(Saved entries)

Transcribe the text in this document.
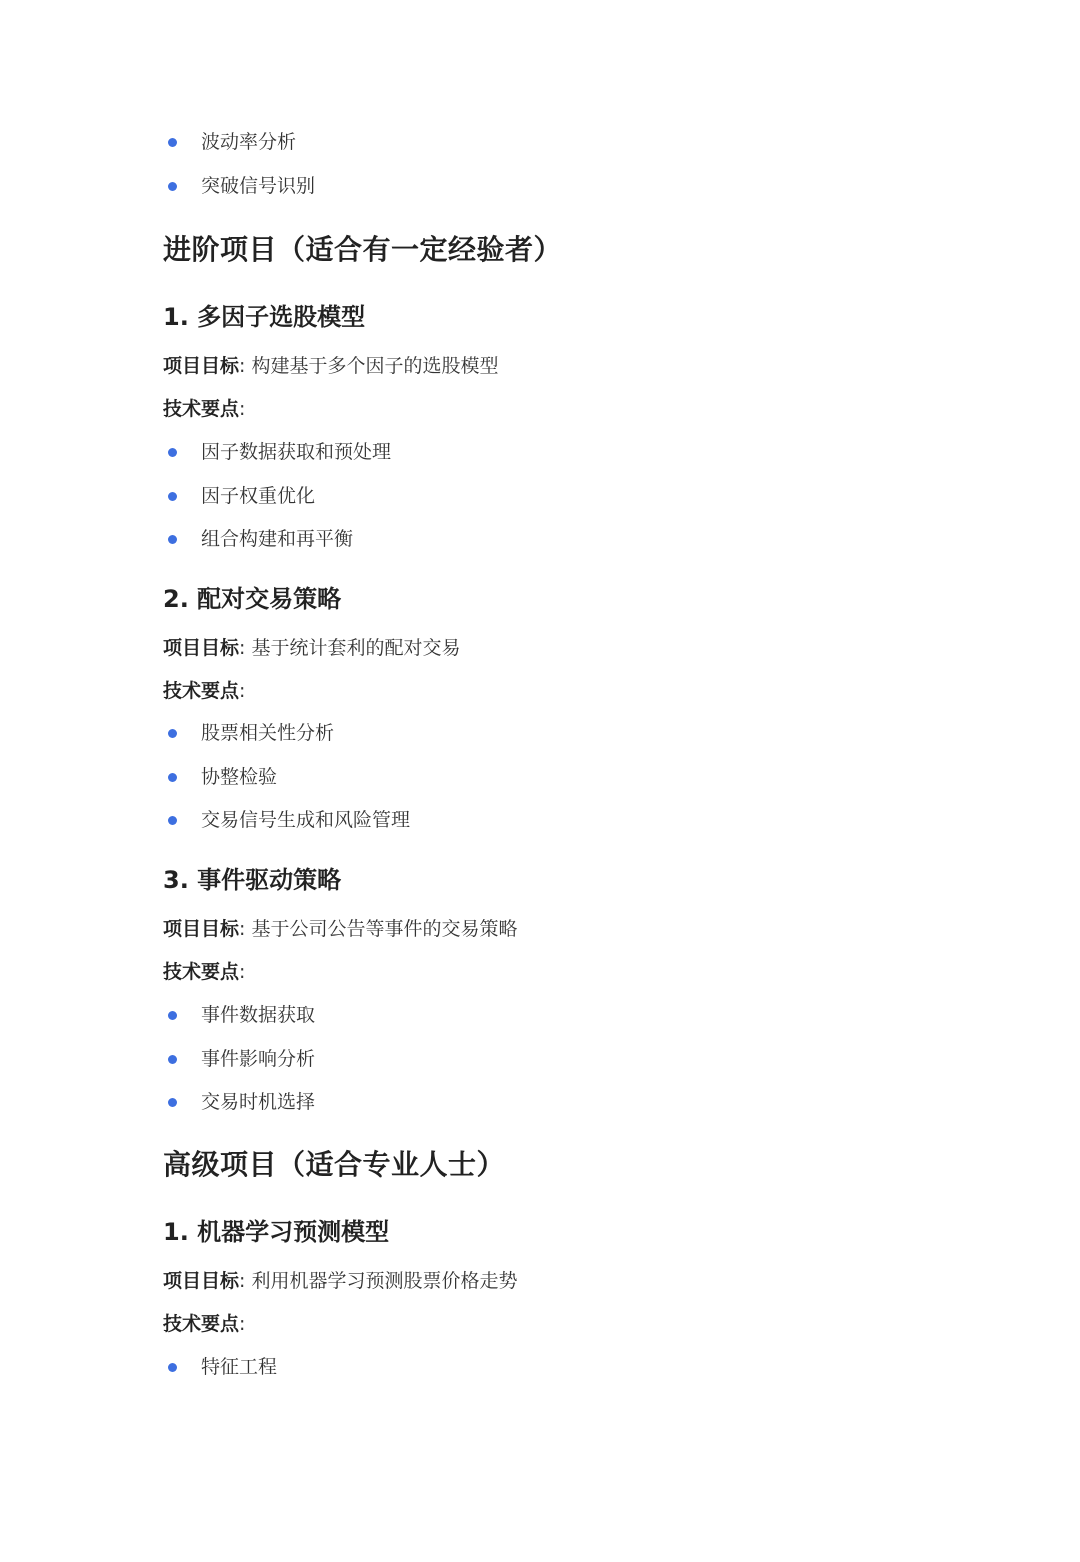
波动率分析
突破信号识别
进阶项目（适合有一定经验者）
1. 多因子选股模型

项目目标: 构建基于多个因子的选股模型

技术要点:

因子数据获取和预处理
因子权重优化
组合构建和再平衡
2. 配对交易策略

项目目标: 基于统计套利的配对交易

技术要点:

股票相关性分析
协整检验
交易信号生成和风险管理
3. 事件驱动策略

项目目标: 基于公司公告等事件的交易策略

技术要点:

事件数据获取
事件影响分析
交易时机选择
高级项目（适合专业人士）
1. 机器学习预测模型

项目目标: 利用机器学习预测股票价格走势

技术要点:

特征工程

** WHAT IS BEING ASKED **
Copy every record character for character. Skip the pictures.

** ANSWER TO THIS TASK **
Transcribe the text in this document.
波动率分析
突破信号识别
进阶项目（适合有一定经验者）
1. 多因子选股模型

项目目标: 构建基于多个因子的选股模型

技术要点:

因子数据获取和预处理
因子权重优化
组合构建和再平衡
2. 配对交易策略

项目目标: 基于统计套利的配对交易

技术要点:

股票相关性分析
协整检验
交易信号生成和风险管理
3. 事件驱动策略

项目目标: 基于公司公告等事件的交易策略

技术要点:

事件数据获取
事件影响分析
交易时机选择
高级项目（适合专业人士）
1. 机器学习预测模型

项目目标: 利用机器学习预测股票价格走势

技术要点:

特征工程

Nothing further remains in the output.